** Begin DATA ROWS **

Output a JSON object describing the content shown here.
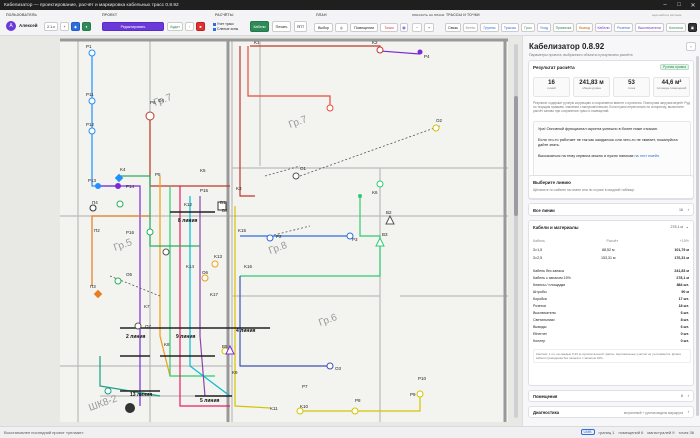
{
  "window": {
    "title": "Кабелизатор — проектирование, расчёт и маркировка кабельных трасс 0.8.92"
  },
  "user": {
    "group_label": "ПОЛЬЗОВАТЕЛЬ",
    "name": "Алексей",
    "badge": "2.1.x",
    "avatar_letter": "А"
  },
  "project": {
    "group_label": "ПРОЕКТ",
    "edit_label": "Редактировать",
    "audit_label": "Аудит"
  },
  "calc": {
    "group_label": "РАСЧЁТЫ",
    "opt1": "Учет трасс",
    "opt2": "Слепые зоны",
    "btn_cable": "Кабели",
    "btn_print": "Печать",
    "btn_ppt": "ППТ"
  },
  "plan": {
    "group_label": "ПЛАН",
    "btn_select": "Выбор",
    "btn_rooms": "Помещения",
    "btn_draw": "Точки",
    "btn_add": "Аварии"
  },
  "view": {
    "group_label": "ПОКАЗАТЬ НА ПЛАНЕ"
  },
  "routes": {
    "group_label": "ТРАССЫ И ТОЧКИ",
    "items": [
      "Связь",
      "Ветви",
      "Группы",
      "Трассы",
      "Гроз",
      "Уход",
      "Привязка",
      "Вывод",
      "Кабели",
      "Розетки",
      "Выключатели",
      "Колонки"
    ]
  },
  "top_right": {
    "label": "ещё найти в системе"
  },
  "plan_labels": {
    "points": [
      "P1",
      "P2",
      "P3",
      "P4",
      "P5",
      "P6",
      "P7",
      "P8",
      "P9",
      "P10",
      "P11",
      "P12",
      "P13",
      "P14",
      "P15",
      "P16",
      "П2",
      "П3",
      "П4",
      "O1",
      "O2",
      "O3",
      "O4",
      "O5",
      "O6",
      "O7",
      "B1",
      "B2",
      "B3",
      "B4",
      "B5",
      "K1",
      "K2",
      "K3",
      "K4",
      "K5",
      "K6",
      "K7",
      "K8",
      "K9",
      "K10",
      "K11",
      "K12",
      "K13",
      "K14",
      "K15",
      "K16",
      "K17"
    ],
    "lines": [
      "8 линия",
      "2 линия",
      "9 линия",
      "4 линия",
      "13 линия",
      "5 линия"
    ],
    "rooms": [
      "Гр.7",
      "Гр.7",
      "Гр.5",
      "Гр.8",
      "Гр.6",
      "ШК8-2"
    ]
  },
  "panel": {
    "title": "Кабелизатор 0.8.92",
    "subtitle": "Параметры проекта, выбранного объекта и результаты расчёта",
    "result": {
      "title": "Результат расчёта",
      "badge": "Ручная правка",
      "stats": [
        {
          "value": "16",
          "label": "линий"
        },
        {
          "value": "241,83 м",
          "label": "общая длина"
        },
        {
          "value": "53",
          "label": "точек"
        },
        {
          "value": "44,6 м²",
          "label": "площадь помещений"
        }
      ],
      "note": "Результат содержит ручную коррекцию и сохраняется вместе с проектом. Повторная загрузка вернёт Руд по текущим правкам; значения с минусом/плюсом. Если нужно пересчитать по алгоритму, выполните расчёт заново при сохранении трасс и помещений.",
      "msg1": "Ура! Основной функционал скрипта успешно в более ниже отказан.",
      "msg2": "Если что-то работает не так как ожидалось или чего-то не хватает, пожалуйста дайте знать.",
      "msg3a": "Высказаться на тему сервиса можно и нужно написав",
      "msg3b": "на этот емейл."
    },
    "selected": {
      "title": "Выберите линию",
      "hint": "Щёлкните по кабелю на плане или по строке в сводной таблице."
    },
    "all_lines": {
      "label": "Все линии",
      "count": "16"
    },
    "materials": {
      "title": "Кабели и материалы",
      "summary": "278,1 м",
      "headers": [
        "Кабель",
        "Расчёт",
        "+15%"
      ],
      "rows": [
        {
          "name": "3×1,5",
          "calc": "88,52 м",
          "plus": "101,79 м"
        },
        {
          "name": "3×2,5",
          "calc": "153,31 м",
          "plus": "176,31 м"
        }
      ],
      "totals": [
        {
          "k": "Кабель без запаса",
          "v": "241,83 м"
        },
        {
          "k": "Кабель с запасом 15%",
          "v": "278,1 м"
        },
        {
          "k": "Клипсы / площадки",
          "v": "884 шт."
        },
        {
          "k": "Штробы",
          "v": "90 м"
        },
        {
          "k": "Коробки",
          "v": "17 шт."
        },
        {
          "k": "Розетки",
          "v": "18 шт."
        },
        {
          "k": "Выключатели",
          "v": "6 шт."
        },
        {
          "k": "Светильники",
          "v": "8 шт."
        },
        {
          "k": "Выводы",
          "v": "6 шт."
        },
        {
          "k": "Ethernet",
          "v": "0 шт."
        },
        {
          "k": "Коллер",
          "v": "0 шт."
        }
      ],
      "footnote": "Критики: 1 шт. на каждые 0,33 м горизонтальной трассы; вертикальные участки не учитываются. Длина кабеля проводника без запаса и с запасом 15%."
    },
    "rooms": {
      "label": "Помещения",
      "count": "6"
    },
    "diagnostics": {
      "label": "Диагностика",
      "value": "встроенный + ручная модель маршрута"
    }
  },
  "status": {
    "left": "Восстановлен последний проект «уплаан».",
    "badge": "UMB",
    "items": [
      "границ 1",
      "помещений 6",
      "магистралей 9",
      "точек 36"
    ]
  }
}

** End DATA ROWS **

--- WHAT THE TASK ASKS ---
Print all of the entries word for word. Skip any images they contain.

--- TASK RESPONSE ---
Output a JSON object describing the content shown here.
{
  "window": {
    "title": "Кабелизатор — проектирование, расчёт и маркировка кабельных трасс 0.8.92"
  },
  "user": {
    "group_label": "ПОЛЬЗОВАТЕЛЬ",
    "name": "Алексей",
    "badge": "2.1.x",
    "avatar_letter": "А"
  },
  "project": {
    "group_label": "ПРОЕКТ",
    "edit_label": "Редактировать",
    "audit_label": "Аудит"
  },
  "calc": {
    "group_label": "РАСЧЁТЫ",
    "opt1": "Учет трасс",
    "opt2": "Слепые зоны",
    "btn_cable": "Кабели",
    "btn_print": "Печать",
    "btn_ppt": "ППТ"
  },
  "plan": {
    "group_label": "ПЛАН",
    "btn_select": "Выбор",
    "btn_rooms": "Помещения",
    "btn_draw": "Точки",
    "btn_add": "Аварии"
  },
  "view": {
    "group_label": "ПОКАЗАТЬ НА ПЛАНЕ"
  },
  "routes": {
    "group_label": "ТРАССЫ И ТОЧКИ",
    "items": [
      "Связь",
      "Ветви",
      "Группы",
      "Трассы",
      "Гроз",
      "Уход",
      "Привязка",
      "Вывод",
      "Кабели",
      "Розетки",
      "Выключатели",
      "Колонки"
    ]
  },
  "top_right": {
    "label": "ещё найти в системе"
  },
  "plan_labels": {
    "points": [
      "P1",
      "P2",
      "P3",
      "P4",
      "P5",
      "P6",
      "P7",
      "P8",
      "P9",
      "P10",
      "P11",
      "P12",
      "P13",
      "P14",
      "P15",
      "P16",
      "П2",
      "П3",
      "П4",
      "O1",
      "O2",
      "O3",
      "O4",
      "O5",
      "O6",
      "O7",
      "B1",
      "B2",
      "B3",
      "B4",
      "B5",
      "K1",
      "K2",
      "K3",
      "K4",
      "K5",
      "K6",
      "K7",
      "K8",
      "K9",
      "K10",
      "K11",
      "K12",
      "K13",
      "K14",
      "K15",
      "K16",
      "K17"
    ],
    "lines": [
      "8 линия",
      "2 линия",
      "9 линия",
      "4 линия",
      "13 линия",
      "5 линия"
    ],
    "rooms": [
      "Гр.7",
      "Гр.7",
      "Гр.5",
      "Гр.8",
      "Гр.6",
      "ШК8-2"
    ]
  },
  "panel": {
    "title": "Кабелизатор 0.8.92",
    "subtitle": "Параметры проекта, выбранного объекта и результаты расчёта",
    "result": {
      "title": "Результат расчёта",
      "badge": "Ручная правка",
      "stats": [
        {
          "value": "16",
          "label": "линий"
        },
        {
          "value": "241,83 м",
          "label": "общая длина"
        },
        {
          "value": "53",
          "label": "точек"
        },
        {
          "value": "44,6 м²",
          "label": "площадь помещений"
        }
      ],
      "note": "Результат содержит ручную коррекцию и сохраняется вместе с проектом. Повторная загрузка вернёт Руд по текущим правкам; значения с минусом/плюсом. Если нужно пересчитать по алгоритму, выполните расчёт заново при сохранении трасс и помещений.",
      "msg1": "Ура! Основной функционал скрипта успешно в более ниже отказан.",
      "msg2": "Если что-то работает не так как ожидалось или чего-то не хватает, пожалуйста дайте знать.",
      "msg3a": "Высказаться на тему сервиса можно и нужно написав",
      "msg3b": "на этот емейл."
    },
    "selected": {
      "title": "Выберите линию",
      "hint": "Щёлкните по кабелю на плане или по строке в сводной таблице."
    },
    "all_lines": {
      "label": "Все линии",
      "count": "16"
    },
    "materials": {
      "title": "Кабели и материалы",
      "summary": "278,1 м",
      "headers": [
        "Кабель",
        "Расчёт",
        "+15%"
      ],
      "rows": [
        {
          "name": "3×1,5",
          "calc": "88,52 м",
          "plus": "101,79 м"
        },
        {
          "name": "3×2,5",
          "calc": "153,31 м",
          "plus": "176,31 м"
        }
      ],
      "totals": [
        {
          "k": "Кабель без запаса",
          "v": "241,83 м"
        },
        {
          "k": "Кабель с запасом 15%",
          "v": "278,1 м"
        },
        {
          "k": "Клипсы / площадки",
          "v": "884 шт."
        },
        {
          "k": "Штробы",
          "v": "90 м"
        },
        {
          "k": "Коробки",
          "v": "17 шт."
        },
        {
          "k": "Розетки",
          "v": "18 шт."
        },
        {
          "k": "Выключатели",
          "v": "6 шт."
        },
        {
          "k": "Светильники",
          "v": "8 шт."
        },
        {
          "k": "Выводы",
          "v": "6 шт."
        },
        {
          "k": "Ethernet",
          "v": "0 шт."
        },
        {
          "k": "Коллер",
          "v": "0 шт."
        }
      ],
      "footnote": "Критики: 1 шт. на каждые 0,33 м горизонтальной трассы; вертикальные участки не учитываются. Длина кабеля проводника без запаса и с запасом 15%."
    },
    "rooms": {
      "label": "Помещения",
      "count": "6"
    },
    "diagnostics": {
      "label": "Диагностика",
      "value": "встроенный + ручная модель маршрута"
    }
  },
  "status": {
    "left": "Восстановлен последний проект «уплаан».",
    "badge": "UMB",
    "items": [
      "границ 1",
      "помещений 6",
      "магистралей 9",
      "точек 36"
    ]
  }
}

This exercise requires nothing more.